**Objective:**
Copy every entry exactly as given, minus the images.
[Start Data]
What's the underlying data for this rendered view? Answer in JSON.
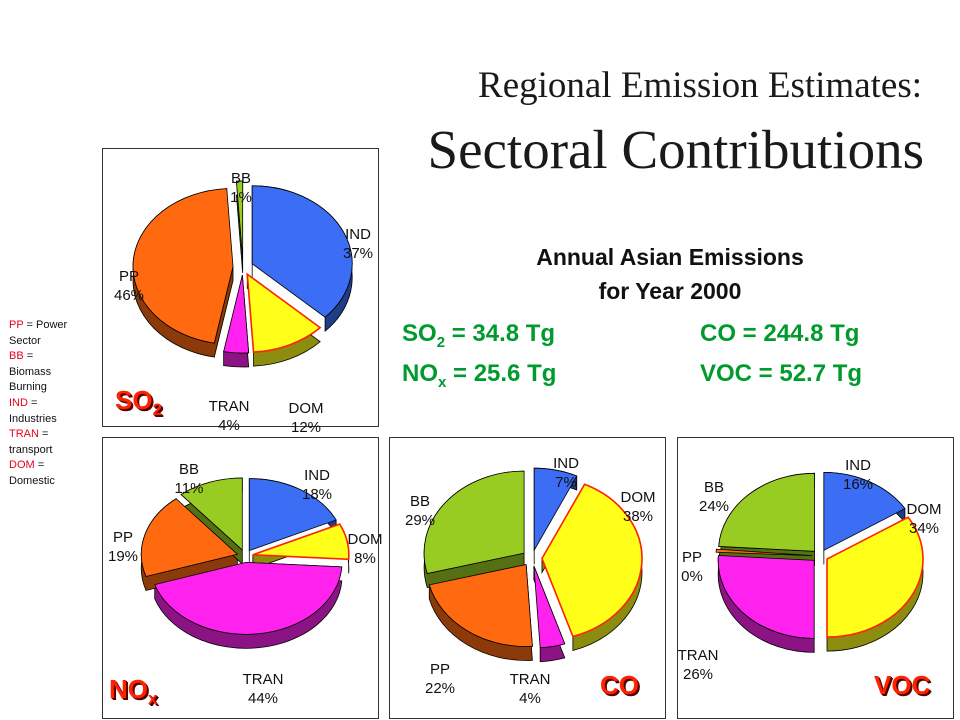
{
  "title": {
    "line1": "Regional Emission Estimates:",
    "line2": "Sectoral Contributions"
  },
  "legend": [
    {
      "abbr": "PP",
      "text": " = Power Sector"
    },
    {
      "abbr": "BB",
      "text": " = Biomass Burning"
    },
    {
      "abbr": "IND",
      "text": " = Industries"
    },
    {
      "abbr": "TRAN",
      "text": " = transport"
    },
    {
      "abbr": "DOM",
      "text": " = Domestic"
    }
  ],
  "annual": {
    "line1": "Annual Asian Emissions",
    "line2": "for Year 2000",
    "so2": {
      "label": "SO",
      "sub": "2",
      "value": " =  34.8 Tg"
    },
    "nox": {
      "label": "NO",
      "sub": "x",
      "value": " = 25.6 Tg"
    },
    "co": {
      "text": "CO =  244.8 Tg"
    },
    "voc": {
      "text": "VOC = 52.7 Tg"
    }
  },
  "colors": {
    "IND": "#3b6ef5",
    "DOM": "#ffff1a",
    "TRAN": "#ff22ee",
    "PP": "#ff6a10",
    "BB": "#99cc22",
    "title_label": "#ff2200",
    "emissions_text": "#009a2e"
  },
  "chart_data": [
    {
      "type": "pie",
      "title": "SO2",
      "title_main": "SO",
      "title_sub": "2",
      "slices": [
        {
          "name": "IND",
          "value": 37,
          "label": "37%"
        },
        {
          "name": "DOM",
          "value": 12,
          "label": "12%"
        },
        {
          "name": "TRAN",
          "value": 4,
          "label": "4%"
        },
        {
          "name": "PP",
          "value": 46,
          "label": "46%"
        },
        {
          "name": "BB",
          "value": 1,
          "label": "1%"
        }
      ]
    },
    {
      "type": "pie",
      "title": "NOx",
      "title_main": "NO",
      "title_sub": "x",
      "slices": [
        {
          "name": "IND",
          "value": 18,
          "label": "18%"
        },
        {
          "name": "DOM",
          "value": 8,
          "label": "8%"
        },
        {
          "name": "TRAN",
          "value": 44,
          "label": "44%"
        },
        {
          "name": "PP",
          "value": 19,
          "label": "19%"
        },
        {
          "name": "BB",
          "value": 11,
          "label": "11%"
        }
      ]
    },
    {
      "type": "pie",
      "title": "CO",
      "title_main": "CO",
      "title_sub": "",
      "slices": [
        {
          "name": "IND",
          "value": 7,
          "label": "7%"
        },
        {
          "name": "DOM",
          "value": 38,
          "label": "38%"
        },
        {
          "name": "TRAN",
          "value": 4,
          "label": "4%"
        },
        {
          "name": "PP",
          "value": 22,
          "label": "22%"
        },
        {
          "name": "BB",
          "value": 29,
          "label": "29%"
        }
      ]
    },
    {
      "type": "pie",
      "title": "VOC",
      "title_main": "VOC",
      "title_sub": "",
      "slices": [
        {
          "name": "IND",
          "value": 16,
          "label": "16%"
        },
        {
          "name": "DOM",
          "value": 34,
          "label": "34%"
        },
        {
          "name": "TRAN",
          "value": 26,
          "label": "26%"
        },
        {
          "name": "PP",
          "value": 0,
          "label": "0%"
        },
        {
          "name": "BB",
          "value": 24,
          "label": "24%"
        }
      ]
    }
  ]
}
[End Data]
**The output:**
What's the underlying data for this rendered view? Answer in JSON.
{
  "title": {
    "line1": "Regional Emission Estimates:",
    "line2": "Sectoral Contributions"
  },
  "legend": [
    {
      "abbr": "PP",
      "text": " = Power Sector"
    },
    {
      "abbr": "BB",
      "text": " = Biomass Burning"
    },
    {
      "abbr": "IND",
      "text": " = Industries"
    },
    {
      "abbr": "TRAN",
      "text": " = transport"
    },
    {
      "abbr": "DOM",
      "text": " = Domestic"
    }
  ],
  "annual": {
    "line1": "Annual Asian Emissions",
    "line2": "for Year 2000",
    "so2": {
      "label": "SO",
      "sub": "2",
      "value": " =  34.8 Tg"
    },
    "nox": {
      "label": "NO",
      "sub": "x",
      "value": " = 25.6 Tg"
    },
    "co": {
      "text": "CO =  244.8 Tg"
    },
    "voc": {
      "text": "VOC = 52.7 Tg"
    }
  },
  "colors": {
    "IND": "#3b6ef5",
    "DOM": "#ffff1a",
    "TRAN": "#ff22ee",
    "PP": "#ff6a10",
    "BB": "#99cc22",
    "title_label": "#ff2200",
    "emissions_text": "#009a2e"
  },
  "chart_data": [
    {
      "type": "pie",
      "title": "SO2",
      "title_main": "SO",
      "title_sub": "2",
      "slices": [
        {
          "name": "IND",
          "value": 37,
          "label": "37%"
        },
        {
          "name": "DOM",
          "value": 12,
          "label": "12%"
        },
        {
          "name": "TRAN",
          "value": 4,
          "label": "4%"
        },
        {
          "name": "PP",
          "value": 46,
          "label": "46%"
        },
        {
          "name": "BB",
          "value": 1,
          "label": "1%"
        }
      ]
    },
    {
      "type": "pie",
      "title": "NOx",
      "title_main": "NO",
      "title_sub": "x",
      "slices": [
        {
          "name": "IND",
          "value": 18,
          "label": "18%"
        },
        {
          "name": "DOM",
          "value": 8,
          "label": "8%"
        },
        {
          "name": "TRAN",
          "value": 44,
          "label": "44%"
        },
        {
          "name": "PP",
          "value": 19,
          "label": "19%"
        },
        {
          "name": "BB",
          "value": 11,
          "label": "11%"
        }
      ]
    },
    {
      "type": "pie",
      "title": "CO",
      "title_main": "CO",
      "title_sub": "",
      "slices": [
        {
          "name": "IND",
          "value": 7,
          "label": "7%"
        },
        {
          "name": "DOM",
          "value": 38,
          "label": "38%"
        },
        {
          "name": "TRAN",
          "value": 4,
          "label": "4%"
        },
        {
          "name": "PP",
          "value": 22,
          "label": "22%"
        },
        {
          "name": "BB",
          "value": 29,
          "label": "29%"
        }
      ]
    },
    {
      "type": "pie",
      "title": "VOC",
      "title_main": "VOC",
      "title_sub": "",
      "slices": [
        {
          "name": "IND",
          "value": 16,
          "label": "16%"
        },
        {
          "name": "DOM",
          "value": 34,
          "label": "34%"
        },
        {
          "name": "TRAN",
          "value": 26,
          "label": "26%"
        },
        {
          "name": "PP",
          "value": 0,
          "label": "0%"
        },
        {
          "name": "BB",
          "value": 24,
          "label": "24%"
        }
      ]
    }
  ]
}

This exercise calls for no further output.